### JOB
Look below. Copy each line that has "αὐτὰ" in it.

========

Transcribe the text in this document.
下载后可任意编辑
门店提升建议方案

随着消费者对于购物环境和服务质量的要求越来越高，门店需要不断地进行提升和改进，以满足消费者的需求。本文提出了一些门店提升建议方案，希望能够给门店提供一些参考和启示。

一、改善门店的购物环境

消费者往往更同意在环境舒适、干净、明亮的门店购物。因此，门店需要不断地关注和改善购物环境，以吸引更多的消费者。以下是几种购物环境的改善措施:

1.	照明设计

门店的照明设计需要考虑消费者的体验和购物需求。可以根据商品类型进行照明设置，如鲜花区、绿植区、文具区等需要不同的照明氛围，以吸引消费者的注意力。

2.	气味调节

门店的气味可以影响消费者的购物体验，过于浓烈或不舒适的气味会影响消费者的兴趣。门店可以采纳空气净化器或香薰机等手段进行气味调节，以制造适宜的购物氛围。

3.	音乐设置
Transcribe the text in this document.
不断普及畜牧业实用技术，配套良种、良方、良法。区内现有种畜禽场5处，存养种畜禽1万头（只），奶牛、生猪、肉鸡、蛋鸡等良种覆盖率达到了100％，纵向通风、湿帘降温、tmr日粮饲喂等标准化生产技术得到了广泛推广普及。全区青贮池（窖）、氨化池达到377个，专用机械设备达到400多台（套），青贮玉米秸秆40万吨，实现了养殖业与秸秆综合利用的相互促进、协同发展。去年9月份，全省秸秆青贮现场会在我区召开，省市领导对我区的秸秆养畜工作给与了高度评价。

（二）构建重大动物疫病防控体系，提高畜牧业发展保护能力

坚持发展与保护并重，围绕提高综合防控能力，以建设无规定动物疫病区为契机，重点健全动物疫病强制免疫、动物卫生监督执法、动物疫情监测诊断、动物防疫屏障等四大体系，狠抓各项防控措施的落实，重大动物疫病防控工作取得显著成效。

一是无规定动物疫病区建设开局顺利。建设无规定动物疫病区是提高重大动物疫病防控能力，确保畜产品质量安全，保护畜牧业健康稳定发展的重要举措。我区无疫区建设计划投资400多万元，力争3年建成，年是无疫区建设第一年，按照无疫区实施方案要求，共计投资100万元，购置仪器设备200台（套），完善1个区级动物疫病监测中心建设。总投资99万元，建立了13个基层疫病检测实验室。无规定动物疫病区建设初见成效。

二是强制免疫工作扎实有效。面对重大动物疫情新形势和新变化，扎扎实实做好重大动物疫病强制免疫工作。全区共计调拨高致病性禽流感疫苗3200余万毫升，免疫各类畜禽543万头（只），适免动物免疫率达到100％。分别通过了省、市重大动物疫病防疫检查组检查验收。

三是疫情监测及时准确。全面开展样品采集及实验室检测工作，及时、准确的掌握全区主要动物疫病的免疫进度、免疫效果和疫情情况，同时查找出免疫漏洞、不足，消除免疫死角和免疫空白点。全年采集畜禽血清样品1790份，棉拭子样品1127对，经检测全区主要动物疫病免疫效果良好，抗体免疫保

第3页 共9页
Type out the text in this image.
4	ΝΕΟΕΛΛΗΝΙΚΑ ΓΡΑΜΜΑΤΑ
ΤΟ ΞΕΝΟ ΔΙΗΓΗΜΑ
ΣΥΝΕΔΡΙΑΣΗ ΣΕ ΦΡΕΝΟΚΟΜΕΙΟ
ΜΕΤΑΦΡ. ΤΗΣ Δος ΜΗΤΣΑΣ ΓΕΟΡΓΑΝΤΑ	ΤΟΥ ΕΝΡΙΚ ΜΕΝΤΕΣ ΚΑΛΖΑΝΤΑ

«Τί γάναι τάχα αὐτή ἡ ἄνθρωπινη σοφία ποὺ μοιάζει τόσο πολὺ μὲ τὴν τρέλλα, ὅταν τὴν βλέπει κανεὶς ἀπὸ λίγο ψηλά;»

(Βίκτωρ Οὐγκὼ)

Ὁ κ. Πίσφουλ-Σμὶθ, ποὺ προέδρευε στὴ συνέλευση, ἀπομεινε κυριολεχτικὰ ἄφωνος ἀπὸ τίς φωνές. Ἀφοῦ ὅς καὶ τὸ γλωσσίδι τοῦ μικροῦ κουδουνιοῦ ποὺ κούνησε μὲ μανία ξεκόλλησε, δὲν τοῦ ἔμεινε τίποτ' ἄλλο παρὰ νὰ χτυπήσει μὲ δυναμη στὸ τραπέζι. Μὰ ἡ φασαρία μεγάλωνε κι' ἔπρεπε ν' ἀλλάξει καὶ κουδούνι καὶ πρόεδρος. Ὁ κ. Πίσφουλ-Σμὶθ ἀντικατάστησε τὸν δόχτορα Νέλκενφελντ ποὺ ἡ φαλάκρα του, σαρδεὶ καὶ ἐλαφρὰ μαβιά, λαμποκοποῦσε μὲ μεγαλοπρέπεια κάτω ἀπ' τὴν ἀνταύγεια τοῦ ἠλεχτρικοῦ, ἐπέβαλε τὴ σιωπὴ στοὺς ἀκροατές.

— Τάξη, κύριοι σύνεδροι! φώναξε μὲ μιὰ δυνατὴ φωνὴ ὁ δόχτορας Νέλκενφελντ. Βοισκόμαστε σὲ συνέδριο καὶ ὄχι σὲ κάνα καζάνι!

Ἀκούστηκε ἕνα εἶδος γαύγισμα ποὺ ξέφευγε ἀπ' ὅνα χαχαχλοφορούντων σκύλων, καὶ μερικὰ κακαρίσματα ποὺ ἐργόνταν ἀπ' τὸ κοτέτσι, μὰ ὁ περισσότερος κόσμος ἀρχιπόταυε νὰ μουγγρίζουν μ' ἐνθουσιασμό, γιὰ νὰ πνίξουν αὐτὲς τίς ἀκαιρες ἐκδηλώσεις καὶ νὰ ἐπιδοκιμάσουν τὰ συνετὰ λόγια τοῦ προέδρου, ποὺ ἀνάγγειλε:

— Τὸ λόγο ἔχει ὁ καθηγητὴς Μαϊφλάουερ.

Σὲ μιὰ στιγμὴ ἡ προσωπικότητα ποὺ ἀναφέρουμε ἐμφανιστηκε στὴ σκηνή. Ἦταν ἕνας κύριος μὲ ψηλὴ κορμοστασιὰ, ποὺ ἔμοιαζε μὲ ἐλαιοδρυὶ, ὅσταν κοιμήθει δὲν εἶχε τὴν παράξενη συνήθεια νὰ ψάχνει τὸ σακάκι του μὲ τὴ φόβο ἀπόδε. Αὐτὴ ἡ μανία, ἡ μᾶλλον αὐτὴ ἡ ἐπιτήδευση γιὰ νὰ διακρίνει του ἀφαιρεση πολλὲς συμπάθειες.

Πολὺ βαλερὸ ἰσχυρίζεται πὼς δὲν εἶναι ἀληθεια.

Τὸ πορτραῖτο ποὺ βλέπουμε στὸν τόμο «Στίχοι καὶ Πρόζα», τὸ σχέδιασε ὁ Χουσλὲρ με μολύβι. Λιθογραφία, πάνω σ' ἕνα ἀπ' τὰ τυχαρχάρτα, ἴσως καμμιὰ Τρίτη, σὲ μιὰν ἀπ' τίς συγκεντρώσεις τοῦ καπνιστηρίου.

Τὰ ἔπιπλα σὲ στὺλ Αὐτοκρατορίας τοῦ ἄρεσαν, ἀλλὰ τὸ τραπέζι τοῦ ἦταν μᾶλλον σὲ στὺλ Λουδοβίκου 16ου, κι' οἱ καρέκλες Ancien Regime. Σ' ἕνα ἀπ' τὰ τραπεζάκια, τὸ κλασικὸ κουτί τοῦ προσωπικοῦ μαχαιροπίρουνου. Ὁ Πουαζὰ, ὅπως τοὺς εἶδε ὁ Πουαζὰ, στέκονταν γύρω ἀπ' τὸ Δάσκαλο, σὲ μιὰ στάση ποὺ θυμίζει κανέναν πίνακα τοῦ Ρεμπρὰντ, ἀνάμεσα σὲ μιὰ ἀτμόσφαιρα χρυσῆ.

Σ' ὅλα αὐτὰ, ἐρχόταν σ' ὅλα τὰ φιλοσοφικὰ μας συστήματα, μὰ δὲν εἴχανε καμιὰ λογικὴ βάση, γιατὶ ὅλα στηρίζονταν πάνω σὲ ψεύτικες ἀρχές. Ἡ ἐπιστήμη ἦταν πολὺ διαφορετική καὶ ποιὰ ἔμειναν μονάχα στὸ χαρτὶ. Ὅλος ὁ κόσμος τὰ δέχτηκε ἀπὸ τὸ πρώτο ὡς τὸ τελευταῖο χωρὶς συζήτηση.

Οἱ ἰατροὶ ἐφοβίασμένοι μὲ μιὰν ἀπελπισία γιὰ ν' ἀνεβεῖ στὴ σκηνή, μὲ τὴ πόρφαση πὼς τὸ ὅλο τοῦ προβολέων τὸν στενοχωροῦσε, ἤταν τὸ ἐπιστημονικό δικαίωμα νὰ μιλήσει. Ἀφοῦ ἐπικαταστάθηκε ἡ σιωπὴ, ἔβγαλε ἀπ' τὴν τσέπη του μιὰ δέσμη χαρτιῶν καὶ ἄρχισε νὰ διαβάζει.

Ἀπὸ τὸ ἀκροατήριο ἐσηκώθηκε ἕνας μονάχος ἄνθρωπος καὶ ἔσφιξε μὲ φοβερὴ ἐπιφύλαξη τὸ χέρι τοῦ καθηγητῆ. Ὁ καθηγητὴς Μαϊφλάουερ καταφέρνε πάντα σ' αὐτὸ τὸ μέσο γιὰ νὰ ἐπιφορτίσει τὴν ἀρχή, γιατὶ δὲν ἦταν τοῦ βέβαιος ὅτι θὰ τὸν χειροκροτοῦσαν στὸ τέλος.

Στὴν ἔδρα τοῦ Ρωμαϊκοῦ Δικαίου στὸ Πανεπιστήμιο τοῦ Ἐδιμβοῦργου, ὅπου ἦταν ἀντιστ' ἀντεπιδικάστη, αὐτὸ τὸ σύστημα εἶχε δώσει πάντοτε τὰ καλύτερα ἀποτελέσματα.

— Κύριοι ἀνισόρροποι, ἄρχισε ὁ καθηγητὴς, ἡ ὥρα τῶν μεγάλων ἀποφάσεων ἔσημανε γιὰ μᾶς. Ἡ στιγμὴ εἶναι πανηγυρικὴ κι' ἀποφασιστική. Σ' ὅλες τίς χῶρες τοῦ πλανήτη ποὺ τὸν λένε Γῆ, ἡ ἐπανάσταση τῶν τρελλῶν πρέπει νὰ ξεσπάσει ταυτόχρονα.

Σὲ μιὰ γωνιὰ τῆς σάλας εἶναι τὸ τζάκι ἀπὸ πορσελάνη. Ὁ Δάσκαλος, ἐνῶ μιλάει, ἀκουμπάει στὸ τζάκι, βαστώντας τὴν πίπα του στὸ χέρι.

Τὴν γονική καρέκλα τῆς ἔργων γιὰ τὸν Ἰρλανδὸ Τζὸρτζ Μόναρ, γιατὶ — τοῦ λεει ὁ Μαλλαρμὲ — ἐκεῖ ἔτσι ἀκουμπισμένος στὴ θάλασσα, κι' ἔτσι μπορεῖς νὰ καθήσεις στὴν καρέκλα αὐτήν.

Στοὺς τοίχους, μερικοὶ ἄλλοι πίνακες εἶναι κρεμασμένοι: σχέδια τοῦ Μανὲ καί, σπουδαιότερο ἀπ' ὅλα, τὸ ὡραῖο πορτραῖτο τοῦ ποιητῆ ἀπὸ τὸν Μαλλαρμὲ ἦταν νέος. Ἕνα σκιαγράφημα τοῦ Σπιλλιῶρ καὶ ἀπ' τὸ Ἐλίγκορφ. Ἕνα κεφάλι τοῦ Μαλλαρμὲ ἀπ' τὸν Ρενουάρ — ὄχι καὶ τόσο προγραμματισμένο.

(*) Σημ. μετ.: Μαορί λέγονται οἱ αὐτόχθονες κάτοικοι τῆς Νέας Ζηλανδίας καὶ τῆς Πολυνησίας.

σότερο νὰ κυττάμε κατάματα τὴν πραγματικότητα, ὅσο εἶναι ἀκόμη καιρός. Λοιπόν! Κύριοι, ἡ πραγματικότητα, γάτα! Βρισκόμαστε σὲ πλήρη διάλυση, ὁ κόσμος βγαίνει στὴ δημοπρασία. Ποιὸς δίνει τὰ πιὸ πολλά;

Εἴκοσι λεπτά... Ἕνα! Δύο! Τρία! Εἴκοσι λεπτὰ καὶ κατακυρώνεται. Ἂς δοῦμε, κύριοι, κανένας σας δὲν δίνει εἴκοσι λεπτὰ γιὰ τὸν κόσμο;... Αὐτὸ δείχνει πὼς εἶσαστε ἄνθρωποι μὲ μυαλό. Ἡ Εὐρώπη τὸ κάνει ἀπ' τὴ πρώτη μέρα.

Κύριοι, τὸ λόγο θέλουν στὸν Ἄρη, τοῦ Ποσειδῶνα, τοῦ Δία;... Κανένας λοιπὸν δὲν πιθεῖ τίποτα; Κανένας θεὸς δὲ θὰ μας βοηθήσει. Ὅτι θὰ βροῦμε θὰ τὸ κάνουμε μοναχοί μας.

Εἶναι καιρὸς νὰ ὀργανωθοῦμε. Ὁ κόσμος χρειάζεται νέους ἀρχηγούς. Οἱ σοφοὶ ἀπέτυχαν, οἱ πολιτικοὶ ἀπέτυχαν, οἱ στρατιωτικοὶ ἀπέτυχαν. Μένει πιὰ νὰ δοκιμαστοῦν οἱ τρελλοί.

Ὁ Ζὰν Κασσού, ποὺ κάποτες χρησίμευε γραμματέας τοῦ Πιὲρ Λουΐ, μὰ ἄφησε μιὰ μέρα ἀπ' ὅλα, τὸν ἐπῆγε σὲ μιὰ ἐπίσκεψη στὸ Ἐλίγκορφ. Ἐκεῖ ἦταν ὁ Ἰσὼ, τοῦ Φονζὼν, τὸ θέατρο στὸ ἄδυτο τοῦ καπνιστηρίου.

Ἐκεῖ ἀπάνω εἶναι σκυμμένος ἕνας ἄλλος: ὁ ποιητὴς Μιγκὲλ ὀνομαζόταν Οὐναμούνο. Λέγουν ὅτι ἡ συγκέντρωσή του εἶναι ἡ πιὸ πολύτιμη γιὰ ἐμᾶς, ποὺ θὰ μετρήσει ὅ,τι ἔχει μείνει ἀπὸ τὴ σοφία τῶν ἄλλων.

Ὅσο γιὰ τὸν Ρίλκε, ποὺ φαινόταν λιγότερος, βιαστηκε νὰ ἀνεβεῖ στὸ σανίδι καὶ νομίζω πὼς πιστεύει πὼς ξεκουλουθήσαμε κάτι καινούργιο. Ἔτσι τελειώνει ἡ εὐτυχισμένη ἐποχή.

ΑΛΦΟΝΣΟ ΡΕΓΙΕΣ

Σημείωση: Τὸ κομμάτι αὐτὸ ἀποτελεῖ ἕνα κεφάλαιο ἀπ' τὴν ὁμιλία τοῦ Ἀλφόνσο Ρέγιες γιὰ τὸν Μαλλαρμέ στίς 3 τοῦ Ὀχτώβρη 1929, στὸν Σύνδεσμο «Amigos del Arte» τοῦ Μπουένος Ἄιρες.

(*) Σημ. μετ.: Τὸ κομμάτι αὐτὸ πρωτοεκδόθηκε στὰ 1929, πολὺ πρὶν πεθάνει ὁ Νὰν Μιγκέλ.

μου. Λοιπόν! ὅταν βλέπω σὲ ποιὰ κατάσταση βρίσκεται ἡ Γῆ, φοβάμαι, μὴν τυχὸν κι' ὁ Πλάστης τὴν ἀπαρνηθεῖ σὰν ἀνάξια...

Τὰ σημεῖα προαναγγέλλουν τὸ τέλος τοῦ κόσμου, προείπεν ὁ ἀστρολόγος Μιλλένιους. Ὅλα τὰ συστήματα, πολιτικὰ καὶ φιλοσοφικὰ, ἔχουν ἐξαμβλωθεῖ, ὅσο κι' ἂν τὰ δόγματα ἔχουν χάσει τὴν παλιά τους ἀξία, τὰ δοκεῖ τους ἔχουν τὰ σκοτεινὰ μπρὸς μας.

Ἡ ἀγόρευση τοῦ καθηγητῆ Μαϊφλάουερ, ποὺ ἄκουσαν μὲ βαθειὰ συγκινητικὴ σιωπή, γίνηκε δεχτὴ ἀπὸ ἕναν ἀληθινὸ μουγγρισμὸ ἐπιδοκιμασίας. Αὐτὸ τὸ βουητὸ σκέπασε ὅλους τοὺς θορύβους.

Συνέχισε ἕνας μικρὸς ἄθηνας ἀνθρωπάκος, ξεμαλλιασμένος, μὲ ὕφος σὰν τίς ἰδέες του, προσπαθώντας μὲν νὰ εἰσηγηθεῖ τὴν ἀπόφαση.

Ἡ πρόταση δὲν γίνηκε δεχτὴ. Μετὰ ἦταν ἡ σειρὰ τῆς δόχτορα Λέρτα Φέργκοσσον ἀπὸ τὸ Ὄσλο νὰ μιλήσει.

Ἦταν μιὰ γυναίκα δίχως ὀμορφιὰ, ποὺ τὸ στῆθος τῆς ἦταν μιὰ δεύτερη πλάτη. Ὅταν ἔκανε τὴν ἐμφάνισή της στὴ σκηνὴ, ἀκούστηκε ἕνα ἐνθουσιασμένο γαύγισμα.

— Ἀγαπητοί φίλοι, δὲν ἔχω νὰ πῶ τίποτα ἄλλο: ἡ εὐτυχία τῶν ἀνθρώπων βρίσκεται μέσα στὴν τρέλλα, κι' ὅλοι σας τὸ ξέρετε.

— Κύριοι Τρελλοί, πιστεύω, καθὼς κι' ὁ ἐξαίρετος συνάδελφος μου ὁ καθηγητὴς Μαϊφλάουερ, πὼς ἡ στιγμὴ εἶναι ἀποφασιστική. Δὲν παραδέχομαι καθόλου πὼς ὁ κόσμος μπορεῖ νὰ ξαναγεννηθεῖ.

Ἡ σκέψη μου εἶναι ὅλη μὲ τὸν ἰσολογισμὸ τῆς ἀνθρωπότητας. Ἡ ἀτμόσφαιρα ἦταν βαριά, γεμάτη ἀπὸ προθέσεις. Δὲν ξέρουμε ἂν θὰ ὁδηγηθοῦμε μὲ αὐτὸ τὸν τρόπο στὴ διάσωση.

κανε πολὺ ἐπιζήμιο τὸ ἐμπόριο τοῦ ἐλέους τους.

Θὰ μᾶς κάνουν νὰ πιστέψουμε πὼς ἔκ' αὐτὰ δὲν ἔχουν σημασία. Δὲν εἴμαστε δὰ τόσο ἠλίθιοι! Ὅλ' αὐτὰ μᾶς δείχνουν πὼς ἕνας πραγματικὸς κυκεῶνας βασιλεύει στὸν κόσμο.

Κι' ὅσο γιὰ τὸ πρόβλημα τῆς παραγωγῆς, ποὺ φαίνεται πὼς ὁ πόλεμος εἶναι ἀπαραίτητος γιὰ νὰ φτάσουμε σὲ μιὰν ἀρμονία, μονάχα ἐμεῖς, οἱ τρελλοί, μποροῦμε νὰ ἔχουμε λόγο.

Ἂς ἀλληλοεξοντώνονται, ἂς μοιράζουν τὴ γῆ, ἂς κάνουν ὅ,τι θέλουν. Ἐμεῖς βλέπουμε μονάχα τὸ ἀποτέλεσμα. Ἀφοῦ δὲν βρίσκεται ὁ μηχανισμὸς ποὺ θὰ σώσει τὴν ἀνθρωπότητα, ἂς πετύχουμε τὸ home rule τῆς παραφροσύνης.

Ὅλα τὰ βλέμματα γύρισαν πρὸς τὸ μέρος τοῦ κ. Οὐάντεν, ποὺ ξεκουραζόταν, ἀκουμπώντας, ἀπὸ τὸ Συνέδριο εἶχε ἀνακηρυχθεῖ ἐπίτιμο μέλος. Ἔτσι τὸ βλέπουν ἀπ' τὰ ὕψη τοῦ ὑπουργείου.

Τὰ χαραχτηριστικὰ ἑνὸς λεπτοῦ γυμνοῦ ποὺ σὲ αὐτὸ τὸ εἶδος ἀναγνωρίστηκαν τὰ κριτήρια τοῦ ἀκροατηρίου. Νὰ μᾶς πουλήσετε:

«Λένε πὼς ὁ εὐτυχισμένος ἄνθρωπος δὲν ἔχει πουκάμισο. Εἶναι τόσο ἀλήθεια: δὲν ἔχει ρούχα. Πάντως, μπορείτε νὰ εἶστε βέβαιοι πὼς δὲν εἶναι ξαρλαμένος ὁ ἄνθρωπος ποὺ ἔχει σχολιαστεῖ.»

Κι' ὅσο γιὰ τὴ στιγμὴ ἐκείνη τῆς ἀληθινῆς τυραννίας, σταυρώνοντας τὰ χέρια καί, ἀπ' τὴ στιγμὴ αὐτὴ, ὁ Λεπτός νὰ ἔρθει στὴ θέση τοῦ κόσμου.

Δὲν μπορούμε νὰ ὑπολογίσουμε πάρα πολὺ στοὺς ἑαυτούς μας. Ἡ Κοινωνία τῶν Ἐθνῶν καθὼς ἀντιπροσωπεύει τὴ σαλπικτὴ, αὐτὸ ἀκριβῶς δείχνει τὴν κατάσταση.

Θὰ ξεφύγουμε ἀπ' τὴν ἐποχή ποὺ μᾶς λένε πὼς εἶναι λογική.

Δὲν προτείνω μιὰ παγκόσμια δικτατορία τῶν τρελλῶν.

========

### OUTPUT OF THE EXERCISE
Σ' ὅλα αὐτὰ, ἐρχόταν σ' ὅλα τὰ φιλοσοφικὰ μας συστήματα, μὰ δὲν εἴχανε καμιὰ λογικὴ βάση, γιατὶ ὅλα στηρίζονταν πάνω σὲ ψεύτικες ἀρχές. Ἡ ἐπιστήμη ἦταν πολὺ διαφορετική καὶ ποιὰ ἔμειναν μονάχα στὸ χαρτὶ. Ὅλος ὁ κόσμος τὰ δέχτηκε ἀπὸ τὸ πρώτο ὡς τὸ τελευταῖο χωρὶς συζήτηση.
Θὰ μᾶς κάνουν νὰ πιστέψουμε πὼς ἔκ' αὐτὰ δὲν ἔχουν σημασία. Δὲν εἴμαστε δὰ τόσο ἠλίθιοι! Ὅλ' αὐτὰ μᾶς δείχνουν πὼς ἕνας πραγματικὸς κυκεῶνας βασιλεύει στὸν κόσμο.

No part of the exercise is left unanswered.